▸ WHAT THE TASK ASKS
Note each line where "sade" appears, and copy it.

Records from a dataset
________________
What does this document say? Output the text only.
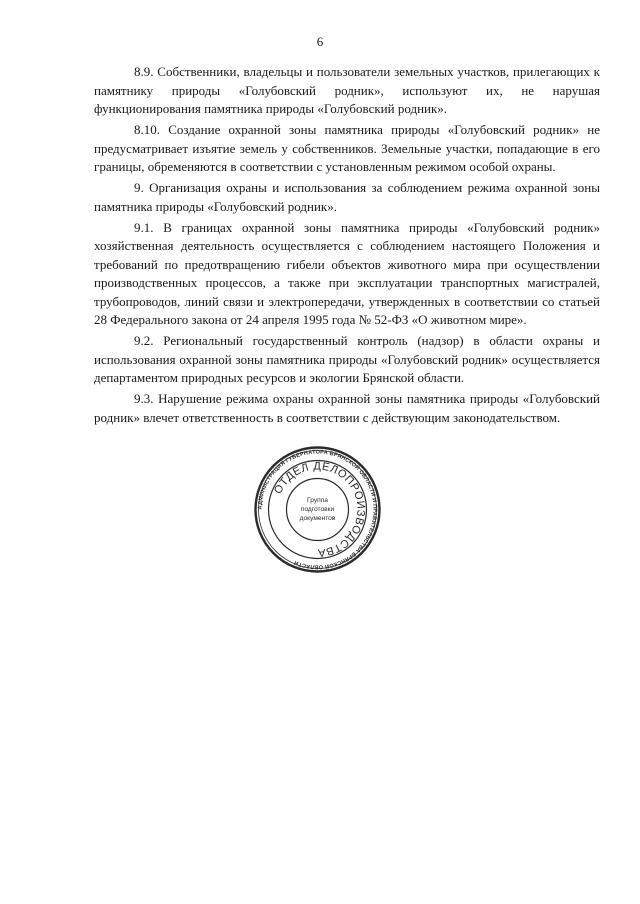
6

8.9. Собственники, владельцы и пользователи земельных участков, прилегающих к памятнику природы «Голубовский родник», используют их, не нарушая функционирования памятника природы «Голубовский родник».

8.10. Создание охранной зоны памятника природы «Голубовский родник» не предусматривает изъятие земель у собственников. Земельные участки, попадающие в его границы, обременяются в соответствии с установленным режимом особой охраны.

9. Организация охраны и использования за соблюдением режима охранной зоны памятника природы «Голубовский родник».

9.1. В границах охранной зоны памятника природы «Голубовский родник» хозяйственная деятельность осуществляется с соблюдением настоящего Положения и требований по предотвращению гибели объектов животного мира при осуществлении производственных процессов, а также при эксплуатации транспортных магистралей, трубопроводов, линий связи и электропередачи, утвержденных в соответствии со статьей 28 Федерального закона от 24 апреля 1995 года № 52-ФЗ «О животном мире».

9.2. Региональный государственный контроль (надзор) в области охраны и использования охранной зоны памятника природы «Голубовский родник» осуществляется департаментом природных ресурсов и экологии Брянской области.

9.3. Нарушение режима охраны охранной зоны памятника природы «Голубовский родник» влечет ответственность в соответствии с действующим законодательством.

АДМИНИСТРАЦИЯ ГУБЕРНАТОРА БРЯНСКОЙ ОБЛАСТИ И ПРАВИТЕЛЬСТВА БРЯНСКОЙ ОБЛАСТИ
ОТДЕЛ ДЕЛОПРОИЗВОДСТВА
Группа
подготовки
документов
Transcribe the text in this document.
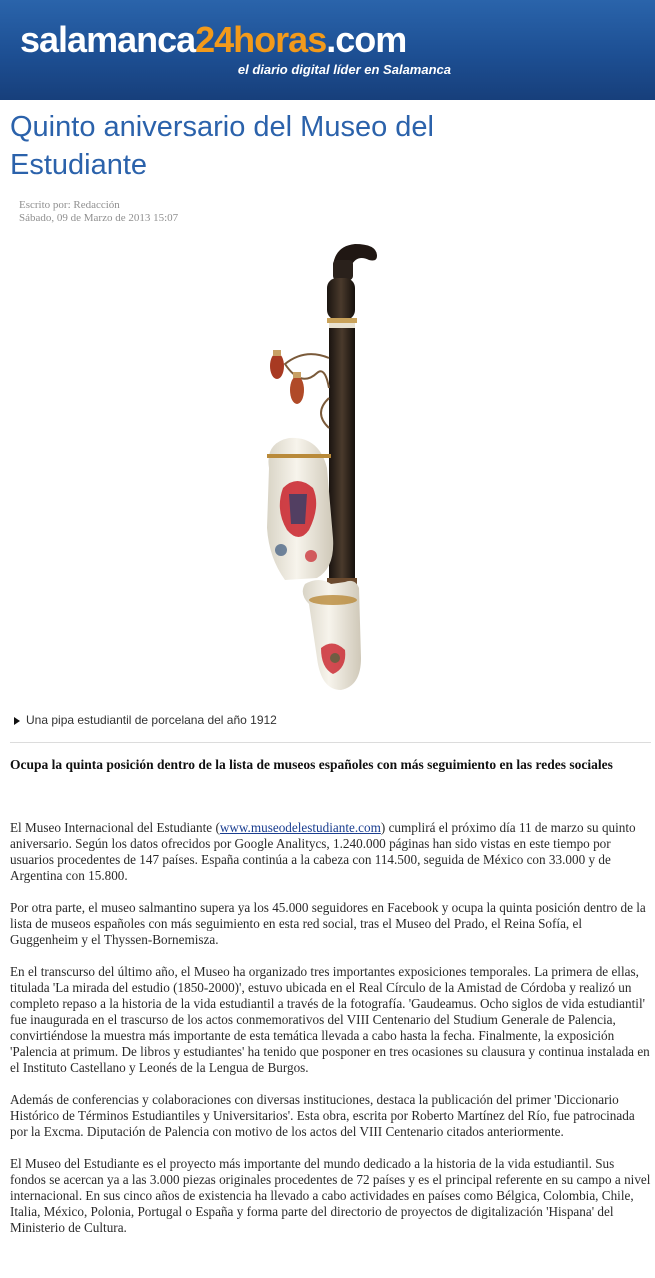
salamanca24horas.com
el diario digital líder en Salamanca
Quinto aniversario del Museo del Estudiante
Escrito por: Redacción
Sábado, 09 de Marzo de 2013 15:07
Una pipa estudiantil de porcelana del año 1912
Ocupa la quinta posición dentro de la lista de museos españoles con más seguimiento en las redes sociales

El Museo Internacional del Estudiante (www.museodelestudiante.com) cumplirá el próximo día 11 de marzo su quinto aniversario. Según los datos ofrecidos por Google Analitycs, 1.240.000 páginas han sido vistas en este tiempo por usuarios procedentes de 147 países. España continúa a la cabeza con 114.500, seguida de México con 33.000 y de Argentina con 15.800.

Por otra parte, el museo salmantino supera ya los 45.000 seguidores en Facebook y ocupa la quinta posición dentro de la lista de museos españoles con más seguimiento en esta red social, tras el Museo del Prado, el Reina Sofía, el Guggenheim y el Thyssen-Bornemisza.

En el transcurso del último año, el Museo ha organizado tres importantes exposiciones temporales. La primera de ellas, titulada 'La mirada del estudio (1850-2000)', estuvo ubicada en el Real Círculo de la Amistad de Córdoba y realizó un completo repaso a la historia de la vida estudiantil a través de la fotografía. 'Gaudeamus. Ocho siglos de vida estudiantil' fue inaugurada en el trascurso de los actos conmemorativos del VIII Centenario del Studium Generale de Palencia, convirtiéndose la muestra más importante de esta temática llevada a cabo hasta la fecha. Finalmente, la exposición 'Palencia at primum. De libros y estudiantes' ha tenido que posponer en tres ocasiones su clausura y continua instalada en el Instituto Castellano y Leonés de la Lengua de Burgos.

Además de conferencias y colaboraciones con diversas instituciones, destaca la publicación del primer 'Diccionario Histórico de Términos Estudiantiles y Universitarios'. Esta obra, escrita por Roberto Martínez del Río, fue patrocinada por la Excma. Diputación de Palencia con motivo de los actos del VIII Centenario citados anteriormente.

El Museo del Estudiante es el proyecto más importante del mundo dedicado a la historia de la vida estudiantil. Sus fondos se acercan ya a las 3.000 piezas originales procedentes de 72 países y es el principal referente en su campo a nivel internacional. En sus cinco años de existencia ha llevado a cabo actividades en países como Bélgica, Colombia, Chile, Italia, México, Polonia, Portugal o España y forma parte del directorio de proyectos de digitalización 'Hispana' del Ministerio de Cultura.
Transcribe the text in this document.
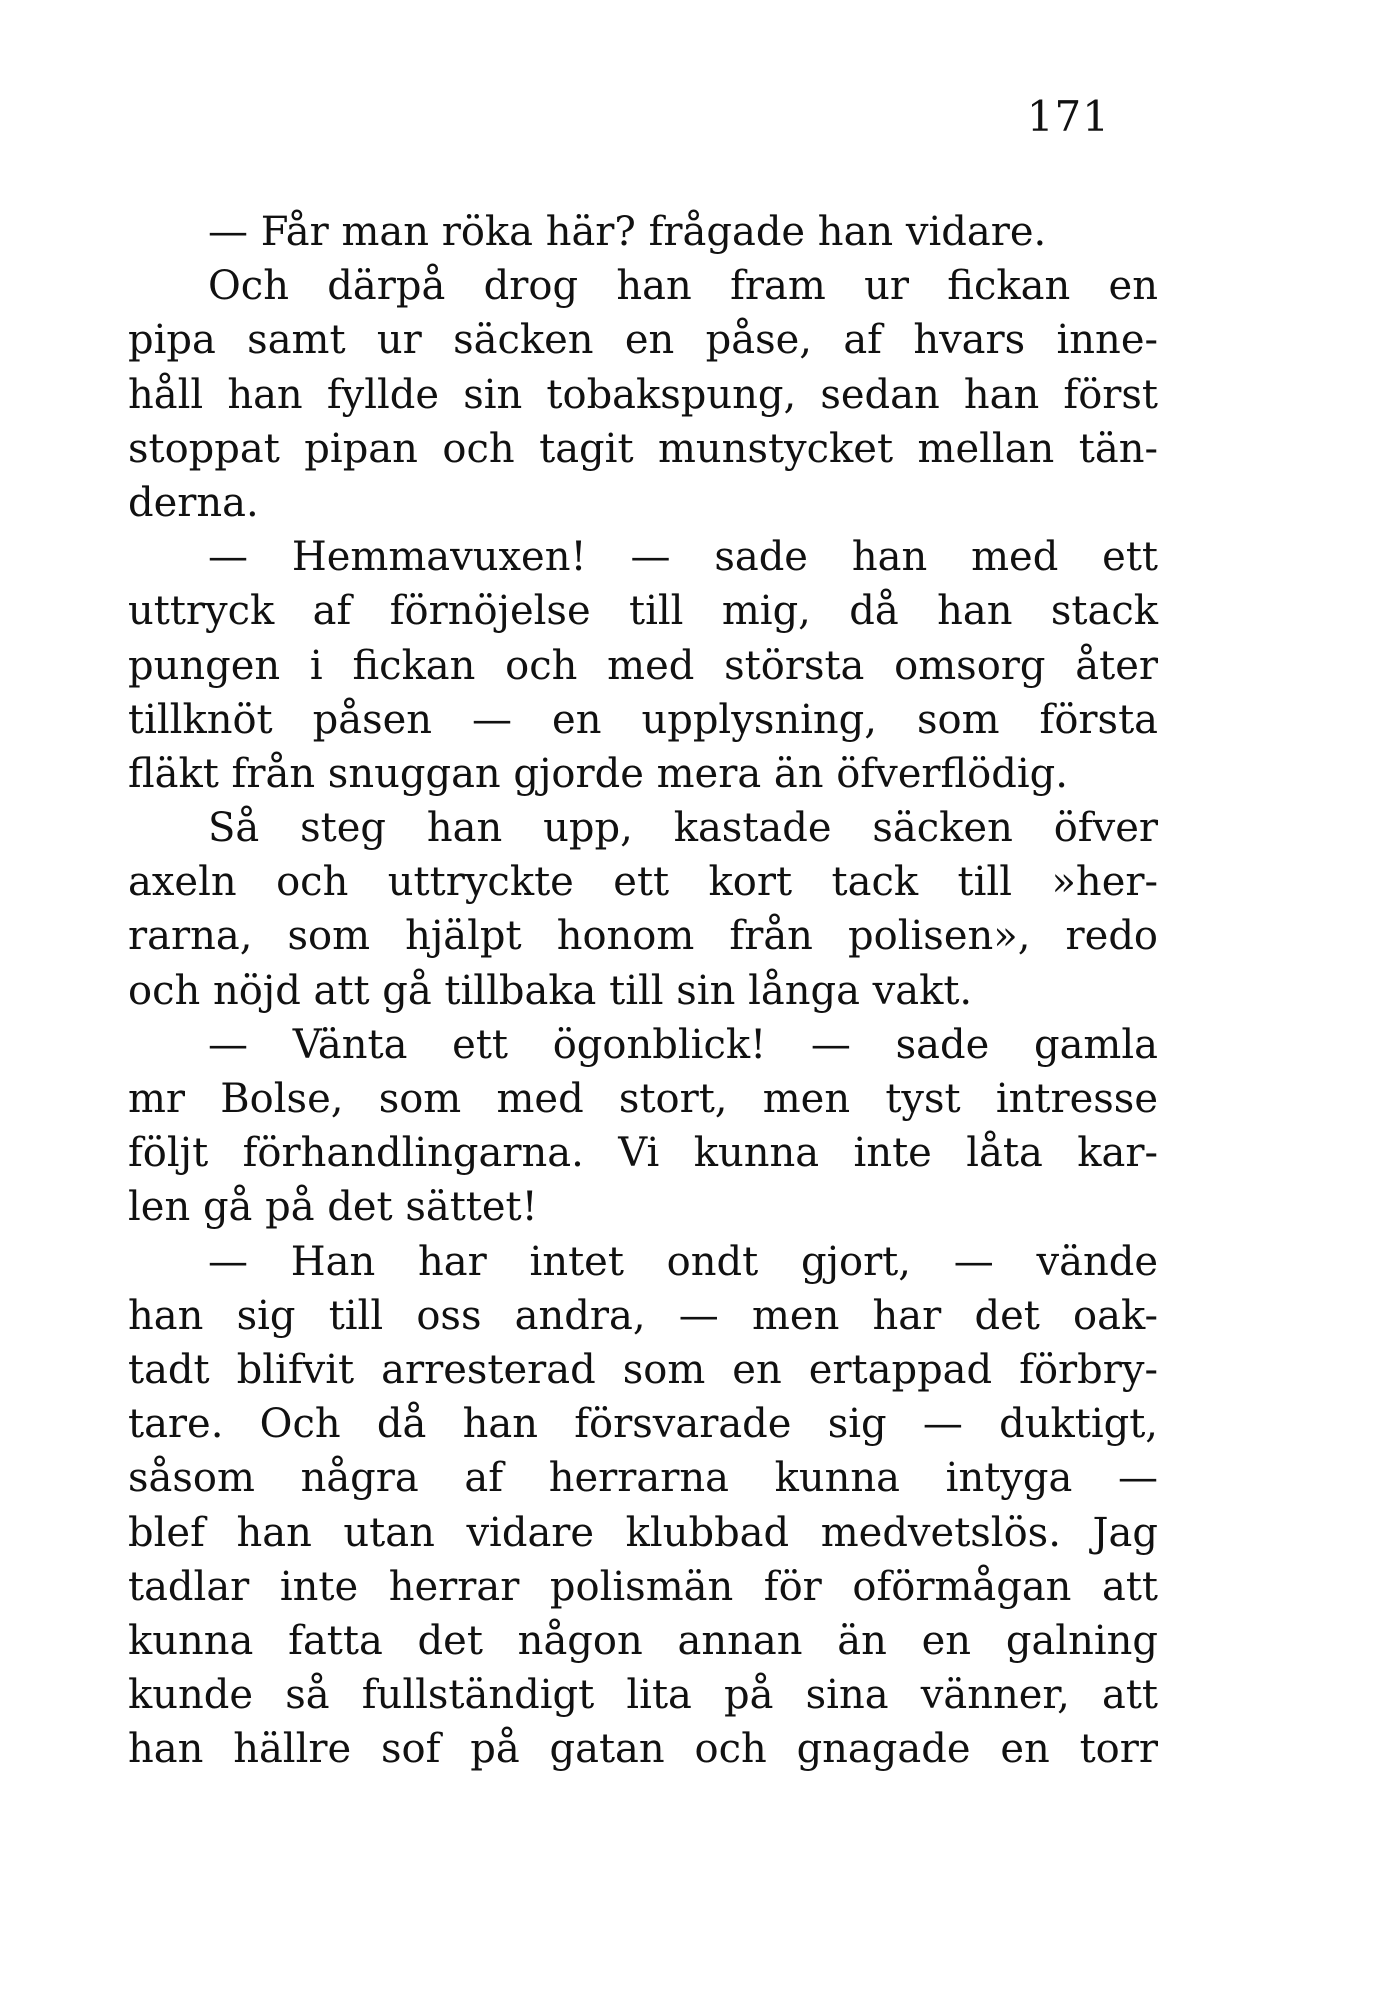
171
— Får man röka här? frågade han vidare.
Och därpå drog han fram ur fickan en
pipa samt ur säcken en påse, af hvars inne-
håll han fyllde sin tobakspung, sedan han först
stoppat pipan och tagit munstycket mellan tän-
derna.
— Hemmavuxen! — sade han med ett
uttryck af förnöjelse till mig, då han stack
pungen i fickan och med största omsorg åter
tillknöt påsen — en upplysning, som första
fläkt från snuggan gjorde mera än öfverflödig.
Så steg han upp, kastade säcken öfver
axeln och uttryckte ett kort tack till »her-
rarna, som hjälpt honom från polisen», redo
och nöjd att gå tillbaka till sin långa vakt.
— Vänta ett ögonblick! — sade gamla
mr Bolse, som med stort, men tyst intresse
följt förhandlingarna. Vi kunna inte låta kar-
len gå på det sättet!
— Han har intet ondt gjort, — vände
han sig till oss andra, — men har det oak-
tadt blifvit arresterad som en ertappad förbry-
tare. Och då han försvarade sig — duktigt,
såsom några af herrarna kunna intyga —
blef han utan vidare klubbad medvetslös. Jag
tadlar inte herrar polismän för oförmågan att
kunna fatta det någon annan än en galning
kunde så fullständigt lita på sina vänner, att
han hällre sof på gatan och gnagade en torr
________________
▸ RESPONSE
— Hemmavuxen! — sade han med ett
— Vänta ett ögonblick! — sade gamla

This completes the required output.